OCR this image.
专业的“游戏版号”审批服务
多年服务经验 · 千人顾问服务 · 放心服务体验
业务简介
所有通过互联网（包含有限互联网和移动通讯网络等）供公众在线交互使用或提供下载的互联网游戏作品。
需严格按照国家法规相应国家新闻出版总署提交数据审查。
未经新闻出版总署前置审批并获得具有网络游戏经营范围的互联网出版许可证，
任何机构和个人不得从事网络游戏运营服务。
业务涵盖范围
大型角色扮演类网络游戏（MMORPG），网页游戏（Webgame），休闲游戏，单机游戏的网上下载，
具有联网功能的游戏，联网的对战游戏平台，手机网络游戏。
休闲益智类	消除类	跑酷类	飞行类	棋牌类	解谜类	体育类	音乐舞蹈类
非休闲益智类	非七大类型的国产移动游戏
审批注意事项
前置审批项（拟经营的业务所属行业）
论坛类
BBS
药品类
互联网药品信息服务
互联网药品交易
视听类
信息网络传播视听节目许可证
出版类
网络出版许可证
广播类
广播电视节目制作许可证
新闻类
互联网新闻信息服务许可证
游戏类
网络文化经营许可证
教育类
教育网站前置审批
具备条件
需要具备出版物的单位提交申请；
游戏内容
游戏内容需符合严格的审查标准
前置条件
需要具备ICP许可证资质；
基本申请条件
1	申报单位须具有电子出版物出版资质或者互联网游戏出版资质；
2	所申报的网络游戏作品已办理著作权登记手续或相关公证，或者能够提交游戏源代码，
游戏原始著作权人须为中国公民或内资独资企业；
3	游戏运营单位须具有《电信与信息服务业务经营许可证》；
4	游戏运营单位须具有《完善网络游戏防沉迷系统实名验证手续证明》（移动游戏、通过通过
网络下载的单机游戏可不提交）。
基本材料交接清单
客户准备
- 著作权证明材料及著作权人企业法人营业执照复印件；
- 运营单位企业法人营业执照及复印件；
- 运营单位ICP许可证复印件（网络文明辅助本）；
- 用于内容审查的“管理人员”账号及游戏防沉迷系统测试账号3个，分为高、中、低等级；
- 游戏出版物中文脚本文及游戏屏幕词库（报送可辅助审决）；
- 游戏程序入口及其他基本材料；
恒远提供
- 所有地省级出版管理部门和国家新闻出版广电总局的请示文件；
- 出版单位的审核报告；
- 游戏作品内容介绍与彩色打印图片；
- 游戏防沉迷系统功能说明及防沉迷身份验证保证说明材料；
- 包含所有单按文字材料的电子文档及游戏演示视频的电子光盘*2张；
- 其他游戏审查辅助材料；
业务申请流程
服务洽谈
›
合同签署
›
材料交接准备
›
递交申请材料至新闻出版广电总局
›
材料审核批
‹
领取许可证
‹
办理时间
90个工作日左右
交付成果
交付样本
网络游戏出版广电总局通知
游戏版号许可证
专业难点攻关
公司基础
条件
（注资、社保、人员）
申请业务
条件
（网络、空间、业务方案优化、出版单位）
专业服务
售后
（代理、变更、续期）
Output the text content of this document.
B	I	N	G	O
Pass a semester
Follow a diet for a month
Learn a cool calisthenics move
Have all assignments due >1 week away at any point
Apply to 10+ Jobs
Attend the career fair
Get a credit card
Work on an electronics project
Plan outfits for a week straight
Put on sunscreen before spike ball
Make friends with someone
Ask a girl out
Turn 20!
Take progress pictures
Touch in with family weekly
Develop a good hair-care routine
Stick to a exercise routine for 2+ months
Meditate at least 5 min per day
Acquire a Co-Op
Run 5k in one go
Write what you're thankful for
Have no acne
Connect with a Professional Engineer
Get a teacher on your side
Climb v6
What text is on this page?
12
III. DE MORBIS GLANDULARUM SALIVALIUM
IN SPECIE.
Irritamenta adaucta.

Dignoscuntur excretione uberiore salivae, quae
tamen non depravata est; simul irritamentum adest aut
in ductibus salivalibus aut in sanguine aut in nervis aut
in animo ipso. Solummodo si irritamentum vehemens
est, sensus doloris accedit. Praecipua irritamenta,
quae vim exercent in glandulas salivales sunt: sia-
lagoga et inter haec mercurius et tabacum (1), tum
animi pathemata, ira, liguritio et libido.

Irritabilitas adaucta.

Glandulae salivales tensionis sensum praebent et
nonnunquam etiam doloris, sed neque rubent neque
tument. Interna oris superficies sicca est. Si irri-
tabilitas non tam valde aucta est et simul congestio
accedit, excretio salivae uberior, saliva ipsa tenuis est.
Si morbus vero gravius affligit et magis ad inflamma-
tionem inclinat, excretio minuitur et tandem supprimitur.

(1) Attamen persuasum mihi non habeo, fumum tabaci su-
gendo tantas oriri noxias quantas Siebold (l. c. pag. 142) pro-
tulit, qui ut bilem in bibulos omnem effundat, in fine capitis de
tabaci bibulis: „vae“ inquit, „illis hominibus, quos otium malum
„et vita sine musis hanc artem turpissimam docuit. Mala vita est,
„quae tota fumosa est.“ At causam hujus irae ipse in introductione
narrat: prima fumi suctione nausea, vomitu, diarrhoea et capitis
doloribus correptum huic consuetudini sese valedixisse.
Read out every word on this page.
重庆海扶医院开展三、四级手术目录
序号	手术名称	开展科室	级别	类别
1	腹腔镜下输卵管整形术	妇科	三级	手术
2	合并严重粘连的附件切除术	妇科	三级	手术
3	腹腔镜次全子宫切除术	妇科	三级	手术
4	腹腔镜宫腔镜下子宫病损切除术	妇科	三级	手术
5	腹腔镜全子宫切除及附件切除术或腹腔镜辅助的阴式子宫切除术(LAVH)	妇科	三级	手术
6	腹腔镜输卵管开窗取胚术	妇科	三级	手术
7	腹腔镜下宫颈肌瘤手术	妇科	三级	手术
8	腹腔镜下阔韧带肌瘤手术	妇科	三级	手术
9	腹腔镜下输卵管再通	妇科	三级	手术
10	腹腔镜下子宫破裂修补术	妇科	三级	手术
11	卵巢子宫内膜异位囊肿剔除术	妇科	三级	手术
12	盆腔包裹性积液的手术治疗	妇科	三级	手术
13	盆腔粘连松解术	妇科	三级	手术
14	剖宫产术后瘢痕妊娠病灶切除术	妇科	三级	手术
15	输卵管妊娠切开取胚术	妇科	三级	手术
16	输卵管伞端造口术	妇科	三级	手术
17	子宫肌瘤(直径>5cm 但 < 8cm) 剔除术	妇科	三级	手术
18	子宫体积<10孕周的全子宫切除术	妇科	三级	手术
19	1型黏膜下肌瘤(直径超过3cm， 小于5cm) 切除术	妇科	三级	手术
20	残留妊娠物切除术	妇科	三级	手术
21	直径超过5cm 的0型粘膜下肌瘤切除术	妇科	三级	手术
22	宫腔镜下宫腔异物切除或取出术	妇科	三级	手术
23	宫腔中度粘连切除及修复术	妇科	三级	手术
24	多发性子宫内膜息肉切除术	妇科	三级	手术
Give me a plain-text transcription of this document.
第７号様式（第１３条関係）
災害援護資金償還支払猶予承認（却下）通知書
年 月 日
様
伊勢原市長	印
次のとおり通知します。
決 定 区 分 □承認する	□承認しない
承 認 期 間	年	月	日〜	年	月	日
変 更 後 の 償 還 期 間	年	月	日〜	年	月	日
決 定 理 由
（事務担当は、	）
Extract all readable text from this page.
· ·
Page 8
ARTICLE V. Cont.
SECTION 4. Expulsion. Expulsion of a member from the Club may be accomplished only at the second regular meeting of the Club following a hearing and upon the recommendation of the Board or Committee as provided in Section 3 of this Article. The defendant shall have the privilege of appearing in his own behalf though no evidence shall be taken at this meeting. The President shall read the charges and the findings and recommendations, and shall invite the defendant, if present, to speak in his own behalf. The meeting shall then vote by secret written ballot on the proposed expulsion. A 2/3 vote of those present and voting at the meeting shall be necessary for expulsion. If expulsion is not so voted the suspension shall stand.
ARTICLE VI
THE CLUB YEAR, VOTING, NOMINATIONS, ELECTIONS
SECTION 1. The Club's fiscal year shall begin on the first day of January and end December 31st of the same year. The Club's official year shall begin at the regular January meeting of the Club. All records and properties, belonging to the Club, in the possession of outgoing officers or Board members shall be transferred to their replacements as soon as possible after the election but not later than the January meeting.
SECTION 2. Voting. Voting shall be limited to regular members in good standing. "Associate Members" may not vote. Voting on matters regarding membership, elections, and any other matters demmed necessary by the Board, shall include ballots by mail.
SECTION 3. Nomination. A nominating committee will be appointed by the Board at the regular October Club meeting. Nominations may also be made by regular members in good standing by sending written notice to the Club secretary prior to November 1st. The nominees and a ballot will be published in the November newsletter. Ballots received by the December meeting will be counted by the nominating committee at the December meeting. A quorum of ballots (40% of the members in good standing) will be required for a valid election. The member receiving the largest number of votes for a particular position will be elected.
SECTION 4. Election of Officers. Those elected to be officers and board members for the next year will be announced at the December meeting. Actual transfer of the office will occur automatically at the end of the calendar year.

-------

### Written exercise
Look back over the material above and state how many lines hold the word "good". Write the number and nothing else.

### Finished task
3